▸ **CHALLENGE**: Repeat every record below exactly as it appears.

:::

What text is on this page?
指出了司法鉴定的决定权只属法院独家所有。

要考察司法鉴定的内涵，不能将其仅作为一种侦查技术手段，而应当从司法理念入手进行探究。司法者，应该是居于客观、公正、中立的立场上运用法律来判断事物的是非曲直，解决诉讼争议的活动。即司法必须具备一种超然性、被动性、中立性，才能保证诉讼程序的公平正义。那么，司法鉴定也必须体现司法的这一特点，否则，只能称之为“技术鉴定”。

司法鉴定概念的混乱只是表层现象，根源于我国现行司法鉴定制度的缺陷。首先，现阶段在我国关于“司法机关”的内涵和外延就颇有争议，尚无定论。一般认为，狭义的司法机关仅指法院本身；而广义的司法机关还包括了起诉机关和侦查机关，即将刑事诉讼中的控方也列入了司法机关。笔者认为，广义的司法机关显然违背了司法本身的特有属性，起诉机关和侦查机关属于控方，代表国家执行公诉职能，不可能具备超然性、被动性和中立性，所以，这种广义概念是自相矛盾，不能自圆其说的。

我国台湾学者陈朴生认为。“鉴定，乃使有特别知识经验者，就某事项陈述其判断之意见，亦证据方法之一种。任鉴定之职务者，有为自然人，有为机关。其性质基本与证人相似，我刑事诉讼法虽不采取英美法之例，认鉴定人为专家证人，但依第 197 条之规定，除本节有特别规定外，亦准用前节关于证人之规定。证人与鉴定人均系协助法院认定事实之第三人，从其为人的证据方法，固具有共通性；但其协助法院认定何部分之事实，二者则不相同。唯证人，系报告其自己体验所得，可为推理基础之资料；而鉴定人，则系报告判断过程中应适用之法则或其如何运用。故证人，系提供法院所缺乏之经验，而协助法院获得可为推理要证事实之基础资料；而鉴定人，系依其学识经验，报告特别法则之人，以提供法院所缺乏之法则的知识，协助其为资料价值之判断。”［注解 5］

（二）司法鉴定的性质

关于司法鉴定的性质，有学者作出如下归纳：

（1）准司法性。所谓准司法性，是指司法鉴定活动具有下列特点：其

:::

▸ **COMPLETED EXERCISE**:
What text is on this page?
指出了司法鉴定的决定权只属法院独家所有。

要考察司法鉴定的内涵，不能将其仅作为一种侦查技术手段，而应当从司法理念入手进行探究。司法者，应该是居于客观、公正、中立的立场上运用法律来判断事物的是非曲直，解决诉讼争议的活动。即司法必须具备一种超然性、被动性、中立性，才能保证诉讼程序的公平正义。那么，司法鉴定也必须体现司法的这一特点，否则，只能称之为“技术鉴定”。

司法鉴定概念的混乱只是表层现象，根源于我国现行司法鉴定制度的缺陷。首先，现阶段在我国关于“司法机关”的内涵和外延就颇有争议，尚无定论。一般认为，狭义的司法机关仅指法院本身；而广义的司法机关还包括了起诉机关和侦查机关，即将刑事诉讼中的控方也列入了司法机关。笔者认为，广义的司法机关显然违背了司法本身的特有属性，起诉机关和侦查机关属于控方，代表国家执行公诉职能，不可能具备超然性、被动性和中立性，所以，这种广义概念是自相矛盾，不能自圆其说的。

我国台湾学者陈朴生认为。“鉴定，乃使有特别知识经验者，就某事项陈述其判断之意见，亦证据方法之一种。任鉴定之职务者，有为自然人，有为机关。其性质基本与证人相似，我刑事诉讼法虽不采取英美法之例，认鉴定人为专家证人，但依第 197 条之规定，除本节有特别规定外，亦准用前节关于证人之规定。证人与鉴定人均系协助法院认定事实之第三人，从其为人的证据方法，固具有共通性；但其协助法院认定何部分之事实，二者则不相同。唯证人，系报告其自己体验所得，可为推理基础之资料；而鉴定人，则系报告判断过程中应适用之法则或其如何运用。故证人，系提供法院所缺乏之经验，而协助法院获得可为推理要证事实之基础资料；而鉴定人，系依其学识经验，报告特别法则之人，以提供法院所缺乏之法则的知识，协助其为资料价值之判断。”［注解 5］

（二）司法鉴定的性质

关于司法鉴定的性质，有学者作出如下归纳：

（1）准司法性。所谓准司法性，是指司法鉴定活动具有下列特点：其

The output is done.